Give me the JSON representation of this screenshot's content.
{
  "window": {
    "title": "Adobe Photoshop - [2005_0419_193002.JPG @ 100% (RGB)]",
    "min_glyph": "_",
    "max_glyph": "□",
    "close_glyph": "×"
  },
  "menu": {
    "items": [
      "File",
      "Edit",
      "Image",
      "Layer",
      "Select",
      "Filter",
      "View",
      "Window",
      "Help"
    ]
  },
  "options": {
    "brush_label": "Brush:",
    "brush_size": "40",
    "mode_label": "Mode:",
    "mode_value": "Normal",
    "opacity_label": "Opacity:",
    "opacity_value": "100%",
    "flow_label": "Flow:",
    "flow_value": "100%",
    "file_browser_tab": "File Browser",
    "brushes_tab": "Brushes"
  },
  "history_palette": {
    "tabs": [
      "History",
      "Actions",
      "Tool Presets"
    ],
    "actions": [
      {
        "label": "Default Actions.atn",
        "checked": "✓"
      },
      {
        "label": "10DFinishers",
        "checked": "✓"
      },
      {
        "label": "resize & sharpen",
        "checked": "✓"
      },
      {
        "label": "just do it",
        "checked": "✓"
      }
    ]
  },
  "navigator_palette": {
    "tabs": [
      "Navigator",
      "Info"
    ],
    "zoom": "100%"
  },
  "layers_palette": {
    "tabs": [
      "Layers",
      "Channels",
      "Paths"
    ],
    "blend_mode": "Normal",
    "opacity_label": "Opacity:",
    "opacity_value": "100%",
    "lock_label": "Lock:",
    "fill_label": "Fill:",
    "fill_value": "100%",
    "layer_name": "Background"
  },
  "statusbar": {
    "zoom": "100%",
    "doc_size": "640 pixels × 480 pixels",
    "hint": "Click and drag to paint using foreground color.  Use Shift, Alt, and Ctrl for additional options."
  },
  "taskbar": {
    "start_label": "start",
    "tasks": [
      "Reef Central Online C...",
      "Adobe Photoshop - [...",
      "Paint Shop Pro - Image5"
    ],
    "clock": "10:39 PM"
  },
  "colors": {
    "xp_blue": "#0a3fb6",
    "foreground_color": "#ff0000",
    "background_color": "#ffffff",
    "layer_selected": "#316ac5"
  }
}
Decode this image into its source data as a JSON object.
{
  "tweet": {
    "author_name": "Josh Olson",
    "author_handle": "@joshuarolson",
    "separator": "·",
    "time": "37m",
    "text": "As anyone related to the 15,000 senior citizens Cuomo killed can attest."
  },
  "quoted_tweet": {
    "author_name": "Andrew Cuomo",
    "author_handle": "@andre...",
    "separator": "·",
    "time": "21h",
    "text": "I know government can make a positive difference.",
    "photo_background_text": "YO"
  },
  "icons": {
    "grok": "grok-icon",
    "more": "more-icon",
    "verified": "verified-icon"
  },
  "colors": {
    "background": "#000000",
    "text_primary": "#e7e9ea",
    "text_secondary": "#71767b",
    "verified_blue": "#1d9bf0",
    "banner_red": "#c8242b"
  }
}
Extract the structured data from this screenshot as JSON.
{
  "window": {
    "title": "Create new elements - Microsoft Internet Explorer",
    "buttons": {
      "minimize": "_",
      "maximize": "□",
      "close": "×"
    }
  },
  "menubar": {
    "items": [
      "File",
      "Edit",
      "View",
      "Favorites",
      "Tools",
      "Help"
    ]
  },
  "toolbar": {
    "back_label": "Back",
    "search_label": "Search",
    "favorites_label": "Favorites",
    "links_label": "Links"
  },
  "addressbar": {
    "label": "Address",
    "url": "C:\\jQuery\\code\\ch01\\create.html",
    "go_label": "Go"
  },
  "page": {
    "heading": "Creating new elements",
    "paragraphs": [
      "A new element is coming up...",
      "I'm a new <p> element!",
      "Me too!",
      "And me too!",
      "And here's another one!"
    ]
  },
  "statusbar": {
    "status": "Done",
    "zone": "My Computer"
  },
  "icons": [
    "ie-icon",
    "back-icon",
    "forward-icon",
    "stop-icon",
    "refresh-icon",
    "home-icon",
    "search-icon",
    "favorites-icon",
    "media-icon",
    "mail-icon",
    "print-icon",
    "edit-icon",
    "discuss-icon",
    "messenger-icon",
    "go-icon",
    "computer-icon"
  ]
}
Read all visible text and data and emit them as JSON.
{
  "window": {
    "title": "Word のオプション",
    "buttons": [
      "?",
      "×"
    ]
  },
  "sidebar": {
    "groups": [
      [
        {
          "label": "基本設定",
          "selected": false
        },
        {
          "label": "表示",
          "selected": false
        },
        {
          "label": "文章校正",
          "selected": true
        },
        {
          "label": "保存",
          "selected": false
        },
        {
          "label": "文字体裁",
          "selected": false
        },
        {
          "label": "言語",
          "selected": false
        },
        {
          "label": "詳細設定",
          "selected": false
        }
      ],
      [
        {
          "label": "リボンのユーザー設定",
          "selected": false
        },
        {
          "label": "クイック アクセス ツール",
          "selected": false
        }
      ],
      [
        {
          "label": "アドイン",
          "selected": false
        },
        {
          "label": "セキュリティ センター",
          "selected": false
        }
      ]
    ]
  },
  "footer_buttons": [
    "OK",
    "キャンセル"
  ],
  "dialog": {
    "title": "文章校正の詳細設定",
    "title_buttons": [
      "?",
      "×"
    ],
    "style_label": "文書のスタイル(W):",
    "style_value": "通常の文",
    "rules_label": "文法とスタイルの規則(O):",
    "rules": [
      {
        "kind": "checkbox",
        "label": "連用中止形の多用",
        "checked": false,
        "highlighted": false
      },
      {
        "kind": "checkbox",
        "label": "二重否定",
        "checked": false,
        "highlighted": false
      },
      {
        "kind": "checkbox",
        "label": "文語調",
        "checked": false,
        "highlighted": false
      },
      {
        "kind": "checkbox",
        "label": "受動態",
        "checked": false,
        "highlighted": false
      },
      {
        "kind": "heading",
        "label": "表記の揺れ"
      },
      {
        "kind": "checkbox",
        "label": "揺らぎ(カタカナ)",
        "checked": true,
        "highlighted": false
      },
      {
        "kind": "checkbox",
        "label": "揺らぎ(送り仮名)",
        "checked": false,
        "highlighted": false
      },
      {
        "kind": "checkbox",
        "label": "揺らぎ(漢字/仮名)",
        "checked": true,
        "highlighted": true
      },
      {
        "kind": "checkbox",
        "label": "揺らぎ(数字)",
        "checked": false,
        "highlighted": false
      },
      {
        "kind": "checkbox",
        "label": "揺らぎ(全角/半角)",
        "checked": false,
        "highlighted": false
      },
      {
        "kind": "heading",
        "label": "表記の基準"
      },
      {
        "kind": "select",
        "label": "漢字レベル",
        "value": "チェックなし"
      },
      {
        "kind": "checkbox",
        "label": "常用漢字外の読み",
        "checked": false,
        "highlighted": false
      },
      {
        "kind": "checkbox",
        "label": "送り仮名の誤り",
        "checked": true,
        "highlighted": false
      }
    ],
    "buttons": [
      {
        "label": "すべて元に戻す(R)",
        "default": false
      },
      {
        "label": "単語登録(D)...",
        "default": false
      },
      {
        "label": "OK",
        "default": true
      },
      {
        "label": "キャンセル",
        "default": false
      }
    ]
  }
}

Stated goal ::
Everything in the listing above should be restated exactly.

Response ::
Give me the JSON representation of this screenshot's content.
{
  "window": {
    "title": "Adobe Photoshop - [2005_0419_193002.JPG @ 100% (RGB)]",
    "min_glyph": "_",
    "max_glyph": "□",
    "close_glyph": "×"
  },
  "menu": {
    "items": [
      "File",
      "Edit",
      "Image",
      "Layer",
      "Select",
      "Filter",
      "View",
      "Window",
      "Help"
    ]
  },
  "options": {
    "brush_label": "Brush:",
    "brush_size": "40",
    "mode_label": "Mode:",
    "mode_value": "Normal",
    "opacity_label": "Opacity:",
    "opacity_value": "100%",
    "flow_label": "Flow:",
    "flow_value": "100%",
    "file_browser_tab": "File Browser",
    "brushes_tab": "Brushes"
  },
  "history_palette": {
    "tabs": [
      "History",
      "Actions",
      "Tool Presets"
    ],
    "actions": [
      {
        "label": "Default Actions.atn",
        "checked": "✓"
      },
      {
        "label": "10DFinishers",
        "checked": "✓"
      },
      {
        "label": "resize & sharpen",
        "checked": "✓"
      },
      {
        "label": "just do it",
        "checked": "✓"
      }
    ]
  },
  "navigator_palette": {
    "tabs": [
      "Navigator",
      "Info"
    ],
    "zoom": "100%"
  },
  "layers_palette": {
    "tabs": [
      "Layers",
      "Channels",
      "Paths"
    ],
    "blend_mode": "Normal",
    "opacity_label": "Opacity:",
    "opacity_value": "100%",
    "lock_label": "Lock:",
    "fill_label": "Fill:",
    "fill_value": "100%",
    "layer_name": "Background"
  },
  "statusbar": {
    "zoom": "100%",
    "doc_size": "640 pixels × 480 pixels",
    "hint": "Click and drag to paint using foreground color.  Use Shift, Alt, and Ctrl for additional options."
  },
  "taskbar": {
    "start_label": "start",
    "tasks": [
      "Reef Central Online C...",
      "Adobe Photoshop - [...",
      "Paint Shop Pro - Image5"
    ],
    "clock": "10:39 PM"
  },
  "colors": {
    "xp_blue": "#0a3fb6",
    "foreground_color": "#ff0000",
    "background_color": "#ffffff",
    "layer_selected": "#316ac5"
  }
}
Decode this image into its source data as a JSON object.
{
  "tweet": {
    "author_name": "Josh Olson",
    "author_handle": "@joshuarolson",
    "separator": "·",
    "time": "37m",
    "text": "As anyone related to the 15,000 senior citizens Cuomo killed can attest."
  },
  "quoted_tweet": {
    "author_name": "Andrew Cuomo",
    "author_handle": "@andre...",
    "separator": "·",
    "time": "21h",
    "text": "I know government can make a positive difference.",
    "photo_background_text": "YO"
  },
  "icons": {
    "grok": "grok-icon",
    "more": "more-icon",
    "verified": "verified-icon"
  },
  "colors": {
    "background": "#000000",
    "text_primary": "#e7e9ea",
    "text_secondary": "#71767b",
    "verified_blue": "#1d9bf0",
    "banner_red": "#c8242b"
  }
}
Extract the structured data from this screenshot as JSON.
{
  "window": {
    "title": "Create new elements - Microsoft Internet Explorer",
    "buttons": {
      "minimize": "_",
      "maximize": "□",
      "close": "×"
    }
  },
  "menubar": {
    "items": [
      "File",
      "Edit",
      "View",
      "Favorites",
      "Tools",
      "Help"
    ]
  },
  "toolbar": {
    "back_label": "Back",
    "search_label": "Search",
    "favorites_label": "Favorites",
    "links_label": "Links"
  },
  "addressbar": {
    "label": "Address",
    "url": "C:\\jQuery\\code\\ch01\\create.html",
    "go_label": "Go"
  },
  "page": {
    "heading": "Creating new elements",
    "paragraphs": [
      "A new element is coming up...",
      "I'm a new <p> element!",
      "Me too!",
      "And me too!",
      "And here's another one!"
    ]
  },
  "statusbar": {
    "status": "Done",
    "zone": "My Computer"
  },
  "icons": [
    "ie-icon",
    "back-icon",
    "forward-icon",
    "stop-icon",
    "refresh-icon",
    "home-icon",
    "search-icon",
    "favorites-icon",
    "media-icon",
    "mail-icon",
    "print-icon",
    "edit-icon",
    "discuss-icon",
    "messenger-icon",
    "go-icon",
    "computer-icon"
  ]
}
Read all visible text and data and emit them as JSON.
{
  "window": {
    "title": "Word のオプション",
    "buttons": [
      "?",
      "×"
    ]
  },
  "sidebar": {
    "groups": [
      [
        {
          "label": "基本設定",
          "selected": false
        },
        {
          "label": "表示",
          "selected": false
        },
        {
          "label": "文章校正",
          "selected": true
        },
        {
          "label": "保存",
          "selected": false
        },
        {
          "label": "文字体裁",
          "selected": false
        },
        {
          "label": "言語",
          "selected": false
        },
        {
          "label": "詳細設定",
          "selected": false
        }
      ],
      [
        {
          "label": "リボンのユーザー設定",
          "selected": false
        },
        {
          "label": "クイック アクセス ツール",
          "selected": false
        }
      ],
      [
        {
          "label": "アドイン",
          "selected": false
        },
        {
          "label": "セキュリティ センター",
          "selected": false
        }
      ]
    ]
  },
  "footer_buttons": [
    "OK",
    "キャンセル"
  ],
  "dialog": {
    "title": "文章校正の詳細設定",
    "title_buttons": [
      "?",
      "×"
    ],
    "style_label": "文書のスタイル(W):",
    "style_value": "通常の文",
    "rules_label": "文法とスタイルの規則(O):",
    "rules": [
      {
        "kind": "checkbox",
        "label": "連用中止形の多用",
        "checked": false,
        "highlighted": false
      },
      {
        "kind": "checkbox",
        "label": "二重否定",
        "checked": false,
        "highlighted": false
      },
      {
        "kind": "checkbox",
        "label": "文語調",
        "checked": false,
        "highlighted": false
      },
      {
        "kind": "checkbox",
        "label": "受動態",
        "checked": false,
        "highlighted": false
      },
      {
        "kind": "heading",
        "label": "表記の揺れ"
      },
      {
        "kind": "checkbox",
        "label": "揺らぎ(カタカナ)",
        "checked": true,
        "highlighted": false
      },
      {
        "kind": "checkbox",
        "label": "揺らぎ(送り仮名)",
        "checked": false,
        "highlighted": false
      },
      {
        "kind": "checkbox",
        "label": "揺らぎ(漢字/仮名)",
        "checked": true,
        "highlighted": true
      },
      {
        "kind": "checkbox",
        "label": "揺らぎ(数字)",
        "checked": false,
        "highlighted": false
      },
      {
        "kind": "checkbox",
        "label": "揺らぎ(全角/半角)",
        "checked": false,
        "highlighted": false
      },
      {
        "kind": "heading",
        "label": "表記の基準"
      },
      {
        "kind": "select",
        "label": "漢字レベル",
        "value": "チェックなし"
      },
      {
        "kind": "checkbox",
        "label": "常用漢字外の読み",
        "checked": false,
        "highlighted": false
      },
      {
        "kind": "checkbox",
        "label": "送り仮名の誤り",
        "checked": true,
        "highlighted": false
      }
    ],
    "buttons": [
      {
        "label": "すべて元に戻す(R)",
        "default": false
      },
      {
        "label": "単語登録(D)...",
        "default": false
      },
      {
        "label": "OK",
        "default": true
      },
      {
        "label": "キャンセル",
        "default": false
      }
    ]
  }
}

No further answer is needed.